▶ [GOAL]
Report every line in the listing that contains the string "информационно".

Data records:
*-*-*
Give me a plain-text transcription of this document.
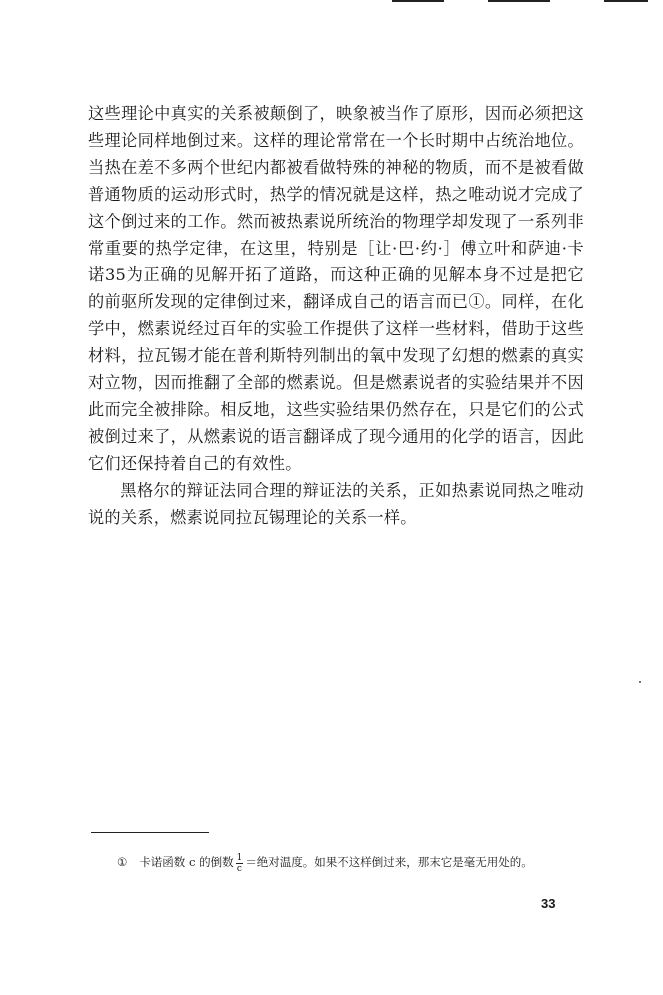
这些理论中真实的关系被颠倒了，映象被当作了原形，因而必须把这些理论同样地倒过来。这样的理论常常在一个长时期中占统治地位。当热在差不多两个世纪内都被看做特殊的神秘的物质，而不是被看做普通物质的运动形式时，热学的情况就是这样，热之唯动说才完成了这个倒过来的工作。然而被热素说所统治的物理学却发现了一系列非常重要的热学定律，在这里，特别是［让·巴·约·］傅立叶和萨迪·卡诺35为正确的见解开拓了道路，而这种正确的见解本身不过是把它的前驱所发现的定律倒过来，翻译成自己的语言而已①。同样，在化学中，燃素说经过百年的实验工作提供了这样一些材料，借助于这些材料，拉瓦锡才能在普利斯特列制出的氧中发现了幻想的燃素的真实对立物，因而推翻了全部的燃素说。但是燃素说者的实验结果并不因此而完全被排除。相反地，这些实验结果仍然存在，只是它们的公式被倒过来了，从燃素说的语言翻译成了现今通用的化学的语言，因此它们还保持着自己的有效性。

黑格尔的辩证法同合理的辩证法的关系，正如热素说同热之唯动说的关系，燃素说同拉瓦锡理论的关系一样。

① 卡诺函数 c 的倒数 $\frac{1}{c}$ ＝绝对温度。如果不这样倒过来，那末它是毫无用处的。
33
*-*-*
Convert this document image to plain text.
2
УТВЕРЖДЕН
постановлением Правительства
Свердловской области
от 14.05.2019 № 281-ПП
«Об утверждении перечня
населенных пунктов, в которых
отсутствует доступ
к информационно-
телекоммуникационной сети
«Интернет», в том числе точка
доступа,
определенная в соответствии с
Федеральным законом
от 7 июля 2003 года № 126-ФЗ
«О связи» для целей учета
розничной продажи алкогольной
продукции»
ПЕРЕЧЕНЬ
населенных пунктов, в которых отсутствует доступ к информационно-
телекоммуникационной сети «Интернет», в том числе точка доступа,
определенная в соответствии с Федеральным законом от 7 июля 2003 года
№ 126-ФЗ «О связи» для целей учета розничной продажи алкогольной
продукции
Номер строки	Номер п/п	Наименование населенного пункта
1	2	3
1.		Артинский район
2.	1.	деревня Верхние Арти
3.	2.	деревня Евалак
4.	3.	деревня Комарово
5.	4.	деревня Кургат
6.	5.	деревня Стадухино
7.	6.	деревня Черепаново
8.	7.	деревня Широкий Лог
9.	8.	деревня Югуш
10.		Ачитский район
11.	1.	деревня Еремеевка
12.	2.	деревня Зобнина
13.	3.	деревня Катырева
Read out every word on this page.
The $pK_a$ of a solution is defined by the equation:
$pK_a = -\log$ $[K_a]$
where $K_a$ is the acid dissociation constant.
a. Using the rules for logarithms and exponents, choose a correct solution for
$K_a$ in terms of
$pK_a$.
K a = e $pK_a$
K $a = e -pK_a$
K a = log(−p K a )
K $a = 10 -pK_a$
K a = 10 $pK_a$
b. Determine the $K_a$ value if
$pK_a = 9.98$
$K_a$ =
*-*-*
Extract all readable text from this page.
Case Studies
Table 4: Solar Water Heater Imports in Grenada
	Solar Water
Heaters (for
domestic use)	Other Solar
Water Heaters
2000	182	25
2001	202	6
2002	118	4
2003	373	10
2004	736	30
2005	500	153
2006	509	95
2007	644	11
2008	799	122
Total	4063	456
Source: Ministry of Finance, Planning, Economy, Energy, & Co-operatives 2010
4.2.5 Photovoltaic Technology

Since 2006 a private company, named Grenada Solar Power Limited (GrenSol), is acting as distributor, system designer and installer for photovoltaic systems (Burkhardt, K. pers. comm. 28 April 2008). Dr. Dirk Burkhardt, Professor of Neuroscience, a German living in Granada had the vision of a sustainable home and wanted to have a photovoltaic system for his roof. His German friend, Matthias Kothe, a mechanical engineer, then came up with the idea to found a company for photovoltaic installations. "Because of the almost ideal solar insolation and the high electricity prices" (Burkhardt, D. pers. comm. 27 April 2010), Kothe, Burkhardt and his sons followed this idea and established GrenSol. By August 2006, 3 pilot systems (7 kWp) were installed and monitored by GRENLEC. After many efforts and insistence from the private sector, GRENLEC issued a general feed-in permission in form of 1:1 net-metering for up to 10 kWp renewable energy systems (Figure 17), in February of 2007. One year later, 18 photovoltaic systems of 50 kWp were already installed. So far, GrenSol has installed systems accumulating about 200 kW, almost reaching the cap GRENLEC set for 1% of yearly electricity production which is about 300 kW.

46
*-*-*
▶ [WRITTEN ANSWER]
к информационно-
населенных пунктов, в которых отсутствует доступ к информационно-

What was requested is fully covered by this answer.